• **The exercise**: Every entry below must be repeated exactly; skip the pictures.

[Extracted information start]

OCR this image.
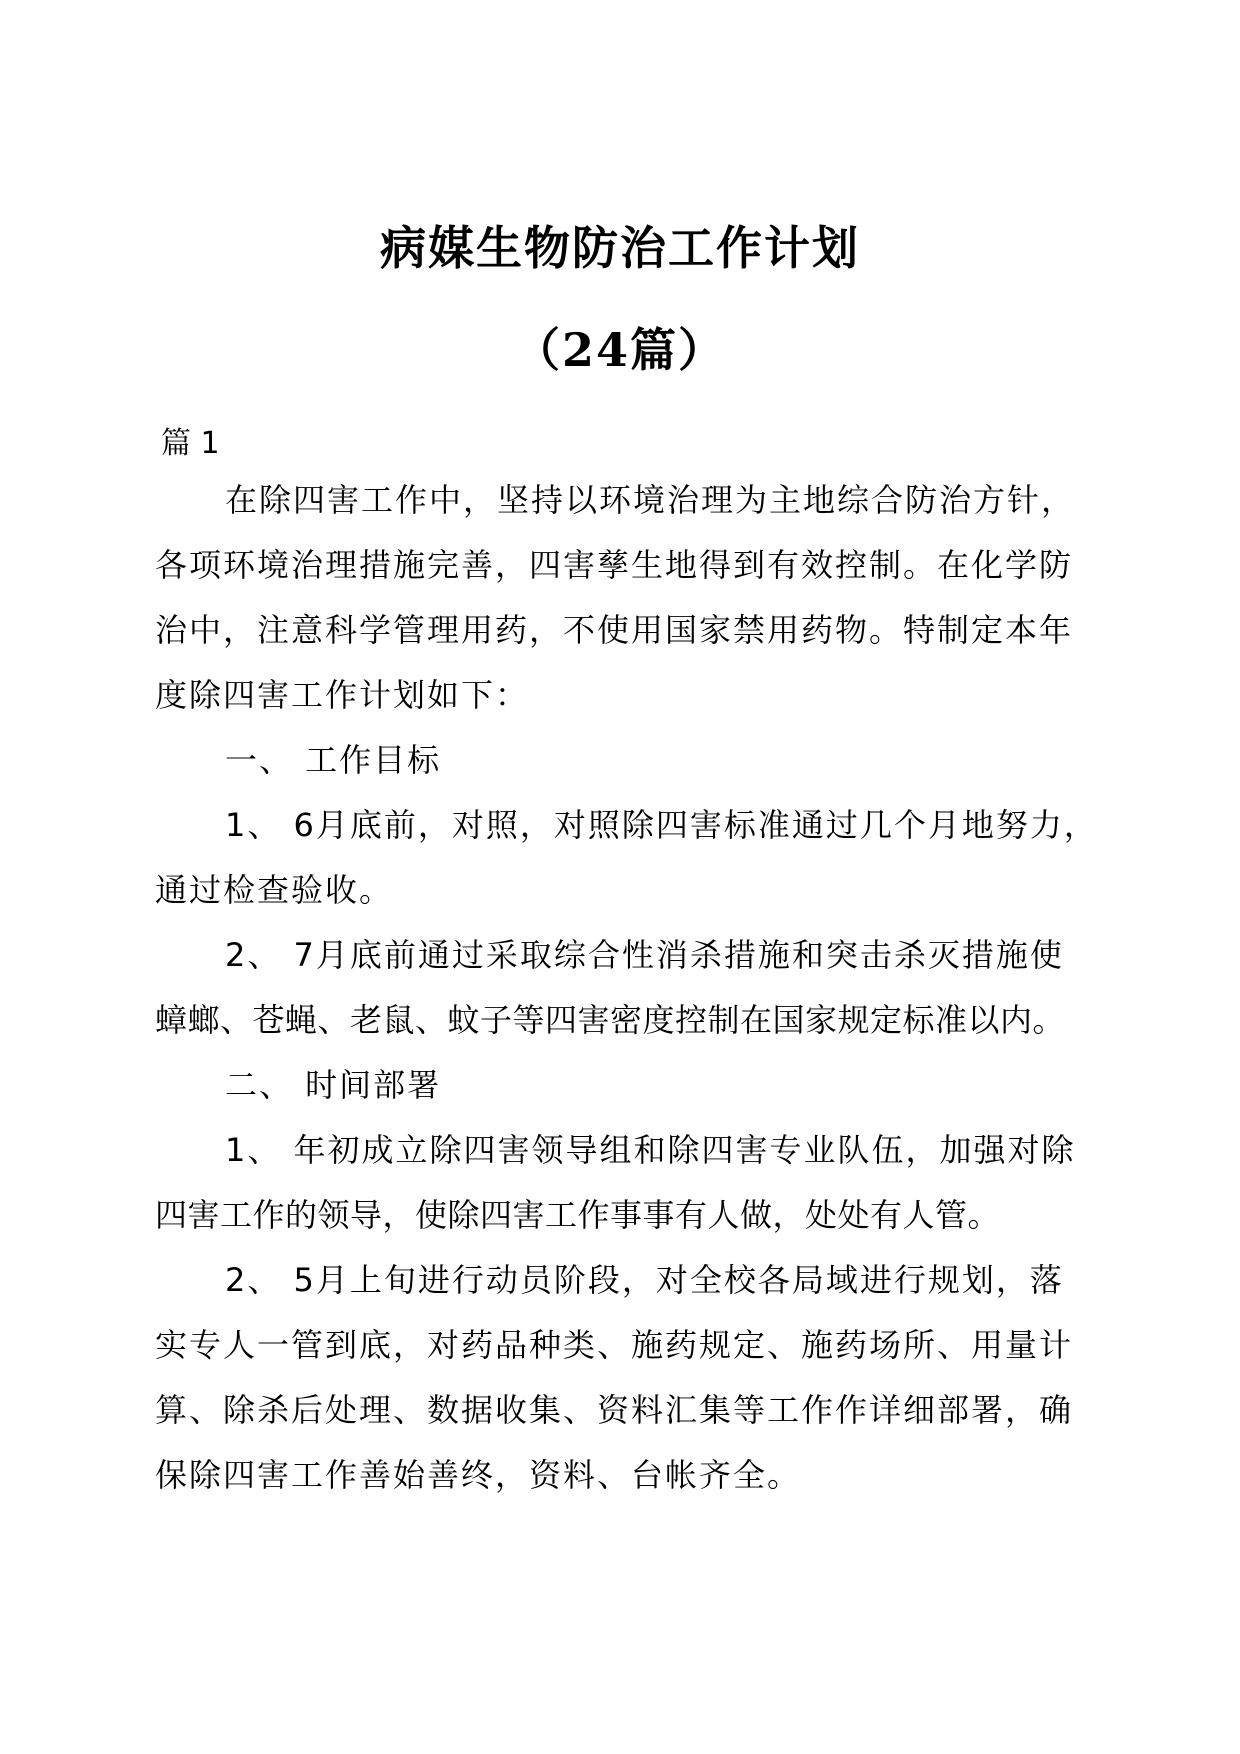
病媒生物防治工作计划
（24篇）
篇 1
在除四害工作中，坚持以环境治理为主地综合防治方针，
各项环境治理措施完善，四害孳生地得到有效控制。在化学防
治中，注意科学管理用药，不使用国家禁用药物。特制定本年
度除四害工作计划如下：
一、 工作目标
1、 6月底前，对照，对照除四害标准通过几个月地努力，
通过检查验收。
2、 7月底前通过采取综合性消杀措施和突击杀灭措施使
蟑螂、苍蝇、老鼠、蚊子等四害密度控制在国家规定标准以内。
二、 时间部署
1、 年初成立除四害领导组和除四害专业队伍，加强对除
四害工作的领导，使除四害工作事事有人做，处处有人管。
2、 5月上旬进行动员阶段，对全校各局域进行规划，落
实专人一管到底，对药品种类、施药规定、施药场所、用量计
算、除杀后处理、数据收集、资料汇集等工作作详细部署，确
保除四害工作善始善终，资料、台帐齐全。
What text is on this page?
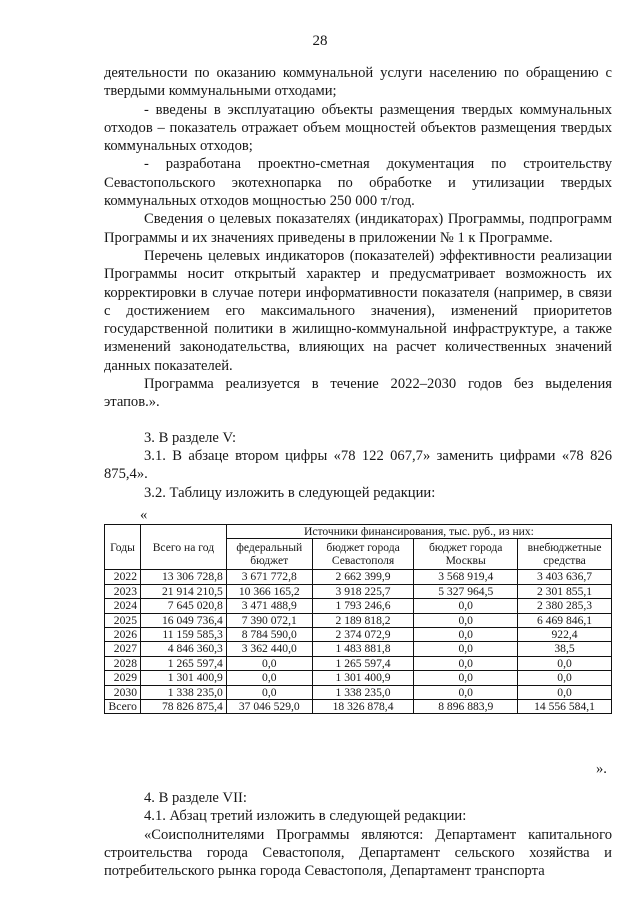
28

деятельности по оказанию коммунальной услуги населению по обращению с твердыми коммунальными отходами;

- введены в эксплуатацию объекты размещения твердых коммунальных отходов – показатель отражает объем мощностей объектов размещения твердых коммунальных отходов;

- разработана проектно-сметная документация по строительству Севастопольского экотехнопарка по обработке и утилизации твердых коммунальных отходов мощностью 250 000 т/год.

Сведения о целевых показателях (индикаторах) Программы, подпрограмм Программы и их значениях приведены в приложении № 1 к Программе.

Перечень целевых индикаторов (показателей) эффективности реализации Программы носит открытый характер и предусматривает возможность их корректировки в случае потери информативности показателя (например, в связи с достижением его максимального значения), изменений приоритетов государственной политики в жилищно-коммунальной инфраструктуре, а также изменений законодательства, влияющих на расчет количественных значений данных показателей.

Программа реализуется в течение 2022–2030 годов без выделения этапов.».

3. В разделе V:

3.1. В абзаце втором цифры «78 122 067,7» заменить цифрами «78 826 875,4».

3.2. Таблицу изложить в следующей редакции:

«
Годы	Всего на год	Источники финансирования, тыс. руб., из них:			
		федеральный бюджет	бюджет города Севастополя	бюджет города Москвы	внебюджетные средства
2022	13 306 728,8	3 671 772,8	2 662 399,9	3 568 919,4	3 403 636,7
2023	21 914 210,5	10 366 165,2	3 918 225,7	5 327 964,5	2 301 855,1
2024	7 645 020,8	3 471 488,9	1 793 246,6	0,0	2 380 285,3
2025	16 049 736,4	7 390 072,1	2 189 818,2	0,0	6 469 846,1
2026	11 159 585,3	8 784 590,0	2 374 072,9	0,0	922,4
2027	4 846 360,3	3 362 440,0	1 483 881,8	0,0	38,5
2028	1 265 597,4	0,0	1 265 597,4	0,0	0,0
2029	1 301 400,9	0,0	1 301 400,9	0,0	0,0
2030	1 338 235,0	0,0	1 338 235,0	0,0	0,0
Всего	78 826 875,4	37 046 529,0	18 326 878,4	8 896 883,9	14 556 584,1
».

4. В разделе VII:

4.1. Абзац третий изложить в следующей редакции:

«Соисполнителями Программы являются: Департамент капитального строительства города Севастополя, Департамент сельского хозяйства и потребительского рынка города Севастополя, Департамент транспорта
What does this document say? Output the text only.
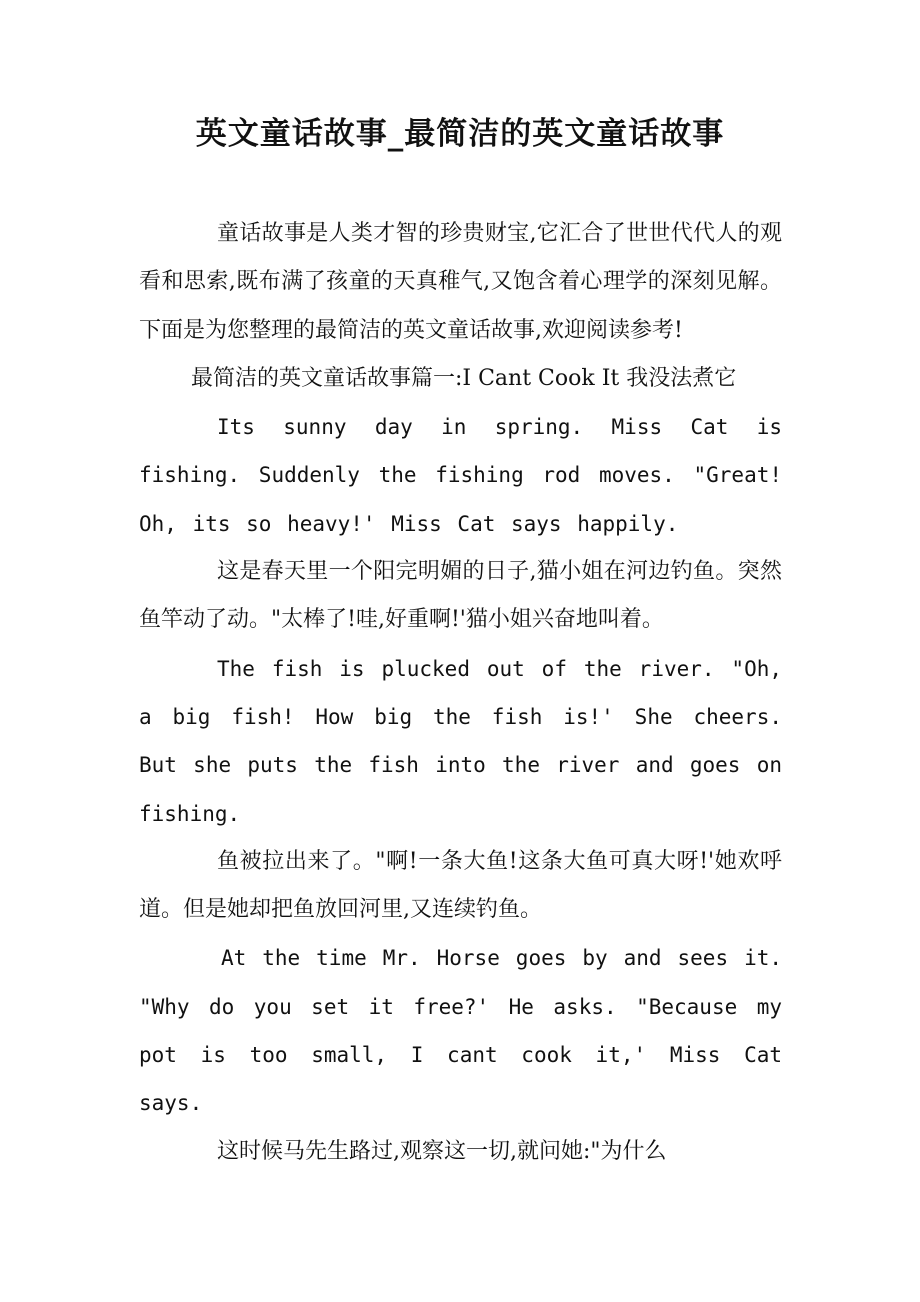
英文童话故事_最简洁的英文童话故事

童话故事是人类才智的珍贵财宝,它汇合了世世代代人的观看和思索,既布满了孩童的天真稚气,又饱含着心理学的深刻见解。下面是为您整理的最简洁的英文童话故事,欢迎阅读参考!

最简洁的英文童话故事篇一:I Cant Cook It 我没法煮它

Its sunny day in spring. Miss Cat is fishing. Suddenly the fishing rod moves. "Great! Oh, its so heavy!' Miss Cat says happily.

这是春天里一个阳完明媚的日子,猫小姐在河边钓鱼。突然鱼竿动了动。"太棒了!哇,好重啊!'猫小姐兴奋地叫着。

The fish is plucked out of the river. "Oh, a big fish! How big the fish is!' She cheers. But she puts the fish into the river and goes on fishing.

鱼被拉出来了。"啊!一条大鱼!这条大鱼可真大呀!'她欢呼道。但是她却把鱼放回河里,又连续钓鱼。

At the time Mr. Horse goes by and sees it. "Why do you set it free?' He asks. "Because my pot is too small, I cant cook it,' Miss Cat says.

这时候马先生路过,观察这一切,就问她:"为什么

[Extracted information end]

• **Correct response**:
OCR this image.
病媒生物防治工作计划
（24篇）
篇 1
在除四害工作中，坚持以环境治理为主地综合防治方针，
各项环境治理措施完善，四害孳生地得到有效控制。在化学防
治中，注意科学管理用药，不使用国家禁用药物。特制定本年
度除四害工作计划如下：
一、 工作目标
1、 6月底前，对照，对照除四害标准通过几个月地努力，
通过检查验收。
2、 7月底前通过采取综合性消杀措施和突击杀灭措施使
蟑螂、苍蝇、老鼠、蚊子等四害密度控制在国家规定标准以内。
二、 时间部署
1、 年初成立除四害领导组和除四害专业队伍，加强对除
四害工作的领导，使除四害工作事事有人做，处处有人管。
2、 5月上旬进行动员阶段，对全校各局域进行规划，落
实专人一管到底，对药品种类、施药规定、施药场所、用量计
算、除杀后处理、数据收集、资料汇集等工作作详细部署，确
保除四害工作善始善终，资料、台帐齐全。
What text is on this page?
28

деятельности по оказанию коммунальной услуги населению по обращению с твердыми коммунальными отходами;

- введены в эксплуатацию объекты размещения твердых коммунальных отходов – показатель отражает объем мощностей объектов размещения твердых коммунальных отходов;

- разработана проектно-сметная документация по строительству Севастопольского экотехнопарка по обработке и утилизации твердых коммунальных отходов мощностью 250 000 т/год.

Сведения о целевых показателях (индикаторах) Программы, подпрограмм Программы и их значениях приведены в приложении № 1 к Программе.

Перечень целевых индикаторов (показателей) эффективности реализации Программы носит открытый характер и предусматривает возможность их корректировки в случае потери информативности показателя (например, в связи с достижением его максимального значения), изменений приоритетов государственной политики в жилищно-коммунальной инфраструктуре, а также изменений законодательства, влияющих на расчет количественных значений данных показателей.

Программа реализуется в течение 2022–2030 годов без выделения этапов.».

3. В разделе V:

3.1. В абзаце втором цифры «78 122 067,7» заменить цифрами «78 826 875,4».

3.2. Таблицу изложить в следующей редакции:

«
Годы	Всего на год	Источники финансирования, тыс. руб., из них:			
		федеральный бюджет	бюджет города Севастополя	бюджет города Москвы	внебюджетные средства
2022	13 306 728,8	3 671 772,8	2 662 399,9	3 568 919,4	3 403 636,7
2023	21 914 210,5	10 366 165,2	3 918 225,7	5 327 964,5	2 301 855,1
2024	7 645 020,8	3 471 488,9	1 793 246,6	0,0	2 380 285,3
2025	16 049 736,4	7 390 072,1	2 189 818,2	0,0	6 469 846,1
2026	11 159 585,3	8 784 590,0	2 374 072,9	0,0	922,4
2027	4 846 360,3	3 362 440,0	1 483 881,8	0,0	38,5
2028	1 265 597,4	0,0	1 265 597,4	0,0	0,0
2029	1 301 400,9	0,0	1 301 400,9	0,0	0,0
2030	1 338 235,0	0,0	1 338 235,0	0,0	0,0
Всего	78 826 875,4	37 046 529,0	18 326 878,4	8 896 883,9	14 556 584,1
».

4. В разделе VII:

4.1. Абзац третий изложить в следующей редакции:

«Соисполнителями Программы являются: Департамент капитального строительства города Севастополя, Департамент сельского хозяйства и потребительского рынка города Севастополя, Департамент транспорта
What does this document say? Output the text only.
英文童话故事_最简洁的英文童话故事

童话故事是人类才智的珍贵财宝,它汇合了世世代代人的观看和思索,既布满了孩童的天真稚气,又饱含着心理学的深刻见解。下面是为您整理的最简洁的英文童话故事,欢迎阅读参考!

最简洁的英文童话故事篇一:I Cant Cook It 我没法煮它

Its sunny day in spring. Miss Cat is fishing. Suddenly the fishing rod moves. "Great! Oh, its so heavy!' Miss Cat says happily.

这是春天里一个阳完明媚的日子,猫小姐在河边钓鱼。突然鱼竿动了动。"太棒了!哇,好重啊!'猫小姐兴奋地叫着。

The fish is plucked out of the river. "Oh, a big fish! How big the fish is!' She cheers. But she puts the fish into the river and goes on fishing.

鱼被拉出来了。"啊!一条大鱼!这条大鱼可真大呀!'她欢呼道。但是她却把鱼放回河里,又连续钓鱼。

At the time Mr. Horse goes by and sees it. "Why do you set it free?' He asks. "Because my pot is too small, I cant cook it,' Miss Cat says.

这时候马先生路过,观察这一切,就问她:"为什么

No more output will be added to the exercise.